▶ EXERCISE GOAL:
Please repeat all of the lines that follow, exactly as written.

★ ★ ★ ★ ★ ★ ★

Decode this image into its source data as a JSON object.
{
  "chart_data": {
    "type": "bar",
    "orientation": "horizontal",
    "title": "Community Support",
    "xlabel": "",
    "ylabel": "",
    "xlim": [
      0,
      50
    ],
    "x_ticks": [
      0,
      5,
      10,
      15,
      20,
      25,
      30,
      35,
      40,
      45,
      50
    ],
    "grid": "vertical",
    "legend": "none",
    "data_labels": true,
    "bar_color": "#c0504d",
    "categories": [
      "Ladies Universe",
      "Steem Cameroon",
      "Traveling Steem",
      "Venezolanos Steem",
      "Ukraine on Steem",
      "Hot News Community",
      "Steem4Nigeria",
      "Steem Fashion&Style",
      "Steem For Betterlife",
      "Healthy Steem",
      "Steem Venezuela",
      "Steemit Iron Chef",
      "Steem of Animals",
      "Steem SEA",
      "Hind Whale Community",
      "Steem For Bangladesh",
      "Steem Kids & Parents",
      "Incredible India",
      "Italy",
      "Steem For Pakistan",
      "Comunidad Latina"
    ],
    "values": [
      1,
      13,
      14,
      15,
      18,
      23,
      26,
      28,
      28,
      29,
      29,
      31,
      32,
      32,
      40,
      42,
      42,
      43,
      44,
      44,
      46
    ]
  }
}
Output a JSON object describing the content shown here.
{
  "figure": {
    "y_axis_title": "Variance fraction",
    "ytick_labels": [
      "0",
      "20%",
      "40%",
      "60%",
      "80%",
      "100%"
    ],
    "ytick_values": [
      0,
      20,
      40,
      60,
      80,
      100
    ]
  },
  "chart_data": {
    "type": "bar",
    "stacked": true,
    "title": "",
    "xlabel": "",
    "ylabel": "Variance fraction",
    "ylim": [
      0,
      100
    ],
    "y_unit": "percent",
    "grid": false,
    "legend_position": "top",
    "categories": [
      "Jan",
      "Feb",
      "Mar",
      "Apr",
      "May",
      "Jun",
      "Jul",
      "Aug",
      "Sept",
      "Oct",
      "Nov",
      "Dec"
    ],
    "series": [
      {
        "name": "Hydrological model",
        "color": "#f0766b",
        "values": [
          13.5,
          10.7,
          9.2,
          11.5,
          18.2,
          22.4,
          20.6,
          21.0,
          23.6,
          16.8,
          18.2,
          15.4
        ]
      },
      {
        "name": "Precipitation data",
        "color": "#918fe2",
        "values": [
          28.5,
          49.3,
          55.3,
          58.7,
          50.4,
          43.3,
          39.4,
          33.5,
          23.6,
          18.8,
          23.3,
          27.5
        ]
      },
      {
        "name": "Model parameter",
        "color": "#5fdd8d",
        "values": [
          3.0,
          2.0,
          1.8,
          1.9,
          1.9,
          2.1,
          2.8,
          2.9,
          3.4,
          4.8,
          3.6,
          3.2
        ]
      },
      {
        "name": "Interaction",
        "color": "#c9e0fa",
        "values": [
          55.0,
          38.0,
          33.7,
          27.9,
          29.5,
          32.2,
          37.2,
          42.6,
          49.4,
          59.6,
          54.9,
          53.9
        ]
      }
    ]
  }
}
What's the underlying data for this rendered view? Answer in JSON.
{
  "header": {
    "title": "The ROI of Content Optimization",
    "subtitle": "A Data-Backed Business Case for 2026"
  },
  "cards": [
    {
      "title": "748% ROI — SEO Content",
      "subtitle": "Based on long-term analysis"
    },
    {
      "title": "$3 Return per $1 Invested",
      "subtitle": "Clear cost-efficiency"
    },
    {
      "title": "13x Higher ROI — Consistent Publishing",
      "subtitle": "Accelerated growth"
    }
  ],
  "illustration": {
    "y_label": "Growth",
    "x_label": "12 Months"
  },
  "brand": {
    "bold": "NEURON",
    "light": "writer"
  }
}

★ ★ ★ ★ ★ ★ ★

▶ CORRECT RESPONSE:
Decode this image into its source data as a JSON object.
{
  "chart_data": {
    "type": "bar",
    "orientation": "horizontal",
    "title": "Community Support",
    "xlabel": "",
    "ylabel": "",
    "xlim": [
      0,
      50
    ],
    "x_ticks": [
      0,
      5,
      10,
      15,
      20,
      25,
      30,
      35,
      40,
      45,
      50
    ],
    "grid": "vertical",
    "legend": "none",
    "data_labels": true,
    "bar_color": "#c0504d",
    "categories": [
      "Ladies Universe",
      "Steem Cameroon",
      "Traveling Steem",
      "Venezolanos Steem",
      "Ukraine on Steem",
      "Hot News Community",
      "Steem4Nigeria",
      "Steem Fashion&Style",
      "Steem For Betterlife",
      "Healthy Steem",
      "Steem Venezuela",
      "Steemit Iron Chef",
      "Steem of Animals",
      "Steem SEA",
      "Hind Whale Community",
      "Steem For Bangladesh",
      "Steem Kids & Parents",
      "Incredible India",
      "Italy",
      "Steem For Pakistan",
      "Comunidad Latina"
    ],
    "values": [
      1,
      13,
      14,
      15,
      18,
      23,
      26,
      28,
      28,
      29,
      29,
      31,
      32,
      32,
      40,
      42,
      42,
      43,
      44,
      44,
      46
    ]
  }
}
Output a JSON object describing the content shown here.
{
  "figure": {
    "y_axis_title": "Variance fraction",
    "ytick_labels": [
      "0",
      "20%",
      "40%",
      "60%",
      "80%",
      "100%"
    ],
    "ytick_values": [
      0,
      20,
      40,
      60,
      80,
      100
    ]
  },
  "chart_data": {
    "type": "bar",
    "stacked": true,
    "title": "",
    "xlabel": "",
    "ylabel": "Variance fraction",
    "ylim": [
      0,
      100
    ],
    "y_unit": "percent",
    "grid": false,
    "legend_position": "top",
    "categories": [
      "Jan",
      "Feb",
      "Mar",
      "Apr",
      "May",
      "Jun",
      "Jul",
      "Aug",
      "Sept",
      "Oct",
      "Nov",
      "Dec"
    ],
    "series": [
      {
        "name": "Hydrological model",
        "color": "#f0766b",
        "values": [
          13.5,
          10.7,
          9.2,
          11.5,
          18.2,
          22.4,
          20.6,
          21.0,
          23.6,
          16.8,
          18.2,
          15.4
        ]
      },
      {
        "name": "Precipitation data",
        "color": "#918fe2",
        "values": [
          28.5,
          49.3,
          55.3,
          58.7,
          50.4,
          43.3,
          39.4,
          33.5,
          23.6,
          18.8,
          23.3,
          27.5
        ]
      },
      {
        "name": "Model parameter",
        "color": "#5fdd8d",
        "values": [
          3.0,
          2.0,
          1.8,
          1.9,
          1.9,
          2.1,
          2.8,
          2.9,
          3.4,
          4.8,
          3.6,
          3.2
        ]
      },
      {
        "name": "Interaction",
        "color": "#c9e0fa",
        "values": [
          55.0,
          38.0,
          33.7,
          27.9,
          29.5,
          32.2,
          37.2,
          42.6,
          49.4,
          59.6,
          54.9,
          53.9
        ]
      }
    ]
  }
}
What's the underlying data for this rendered view? Answer in JSON.
{
  "header": {
    "title": "The ROI of Content Optimization",
    "subtitle": "A Data-Backed Business Case for 2026"
  },
  "cards": [
    {
      "title": "748% ROI — SEO Content",
      "subtitle": "Based on long-term analysis"
    },
    {
      "title": "$3 Return per $1 Invested",
      "subtitle": "Clear cost-efficiency"
    },
    {
      "title": "13x Higher ROI — Consistent Publishing",
      "subtitle": "Accelerated growth"
    }
  ],
  "illustration": {
    "y_label": "Growth",
    "x_label": "12 Months"
  },
  "brand": {
    "bold": "NEURON",
    "light": "writer"
  }
}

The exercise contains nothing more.